- RECORDS TO USE -
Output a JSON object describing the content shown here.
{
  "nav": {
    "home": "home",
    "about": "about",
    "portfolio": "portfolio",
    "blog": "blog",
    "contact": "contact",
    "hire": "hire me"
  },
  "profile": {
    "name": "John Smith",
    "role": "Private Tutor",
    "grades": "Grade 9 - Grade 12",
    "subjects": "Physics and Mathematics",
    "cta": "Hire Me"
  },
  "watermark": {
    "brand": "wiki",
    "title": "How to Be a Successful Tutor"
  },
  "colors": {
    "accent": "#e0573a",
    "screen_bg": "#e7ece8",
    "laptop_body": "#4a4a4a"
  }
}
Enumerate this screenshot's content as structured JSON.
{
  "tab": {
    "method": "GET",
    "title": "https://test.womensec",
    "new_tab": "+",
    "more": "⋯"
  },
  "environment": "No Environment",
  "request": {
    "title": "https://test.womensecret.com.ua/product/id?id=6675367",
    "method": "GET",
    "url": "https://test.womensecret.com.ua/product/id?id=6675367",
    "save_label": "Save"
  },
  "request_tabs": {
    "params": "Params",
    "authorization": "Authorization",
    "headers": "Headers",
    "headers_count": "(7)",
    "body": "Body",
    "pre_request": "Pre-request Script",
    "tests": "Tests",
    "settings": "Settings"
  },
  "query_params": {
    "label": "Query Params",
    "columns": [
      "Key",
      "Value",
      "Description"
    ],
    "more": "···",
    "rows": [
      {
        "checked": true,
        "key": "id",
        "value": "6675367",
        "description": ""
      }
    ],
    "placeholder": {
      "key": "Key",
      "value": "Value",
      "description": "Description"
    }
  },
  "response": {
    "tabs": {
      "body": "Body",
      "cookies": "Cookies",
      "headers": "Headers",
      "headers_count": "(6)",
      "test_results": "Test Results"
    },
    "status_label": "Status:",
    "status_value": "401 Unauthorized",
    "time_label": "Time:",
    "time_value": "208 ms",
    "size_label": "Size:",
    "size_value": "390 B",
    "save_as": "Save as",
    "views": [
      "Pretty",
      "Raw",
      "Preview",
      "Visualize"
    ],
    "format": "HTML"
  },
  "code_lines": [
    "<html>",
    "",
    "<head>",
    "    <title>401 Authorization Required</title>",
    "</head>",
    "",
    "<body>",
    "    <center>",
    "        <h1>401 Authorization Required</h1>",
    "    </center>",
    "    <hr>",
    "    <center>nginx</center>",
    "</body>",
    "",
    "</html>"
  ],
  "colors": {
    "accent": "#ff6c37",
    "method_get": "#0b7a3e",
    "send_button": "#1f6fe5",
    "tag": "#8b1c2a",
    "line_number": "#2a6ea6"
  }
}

- WRITTEN INSTRUCTION -
Please repeat the listing exactly, with nothing left out.

- WRITTEN ANSWER -
Output a JSON object describing the content shown here.
{
  "nav": {
    "home": "home",
    "about": "about",
    "portfolio": "portfolio",
    "blog": "blog",
    "contact": "contact",
    "hire": "hire me"
  },
  "profile": {
    "name": "John Smith",
    "role": "Private Tutor",
    "grades": "Grade 9 - Grade 12",
    "subjects": "Physics and Mathematics",
    "cta": "Hire Me"
  },
  "watermark": {
    "brand": "wiki",
    "title": "How to Be a Successful Tutor"
  },
  "colors": {
    "accent": "#e0573a",
    "screen_bg": "#e7ece8",
    "laptop_body": "#4a4a4a"
  }
}
Enumerate this screenshot's content as structured JSON.
{
  "tab": {
    "method": "GET",
    "title": "https://test.womensec",
    "new_tab": "+",
    "more": "⋯"
  },
  "environment": "No Environment",
  "request": {
    "title": "https://test.womensecret.com.ua/product/id?id=6675367",
    "method": "GET",
    "url": "https://test.womensecret.com.ua/product/id?id=6675367",
    "save_label": "Save"
  },
  "request_tabs": {
    "params": "Params",
    "authorization": "Authorization",
    "headers": "Headers",
    "headers_count": "(7)",
    "body": "Body",
    "pre_request": "Pre-request Script",
    "tests": "Tests",
    "settings": "Settings"
  },
  "query_params": {
    "label": "Query Params",
    "columns": [
      "Key",
      "Value",
      "Description"
    ],
    "more": "···",
    "rows": [
      {
        "checked": true,
        "key": "id",
        "value": "6675367",
        "description": ""
      }
    ],
    "placeholder": {
      "key": "Key",
      "value": "Value",
      "description": "Description"
    }
  },
  "response": {
    "tabs": {
      "body": "Body",
      "cookies": "Cookies",
      "headers": "Headers",
      "headers_count": "(6)",
      "test_results": "Test Results"
    },
    "status_label": "Status:",
    "status_value": "401 Unauthorized",
    "time_label": "Time:",
    "time_value": "208 ms",
    "size_label": "Size:",
    "size_value": "390 B",
    "save_as": "Save as",
    "views": [
      "Pretty",
      "Raw",
      "Preview",
      "Visualize"
    ],
    "format": "HTML"
  },
  "code_lines": [
    "<html>",
    "",
    "<head>",
    "    <title>401 Authorization Required</title>",
    "</head>",
    "",
    "<body>",
    "    <center>",
    "        <h1>401 Authorization Required</h1>",
    "    </center>",
    "    <hr>",
    "    <center>nginx</center>",
    "</body>",
    "",
    "</html>"
  ],
  "colors": {
    "accent": "#ff6c37",
    "method_get": "#0b7a3e",
    "send_button": "#1f6fe5",
    "tag": "#8b1c2a",
    "line_number": "#2a6ea6"
  }
}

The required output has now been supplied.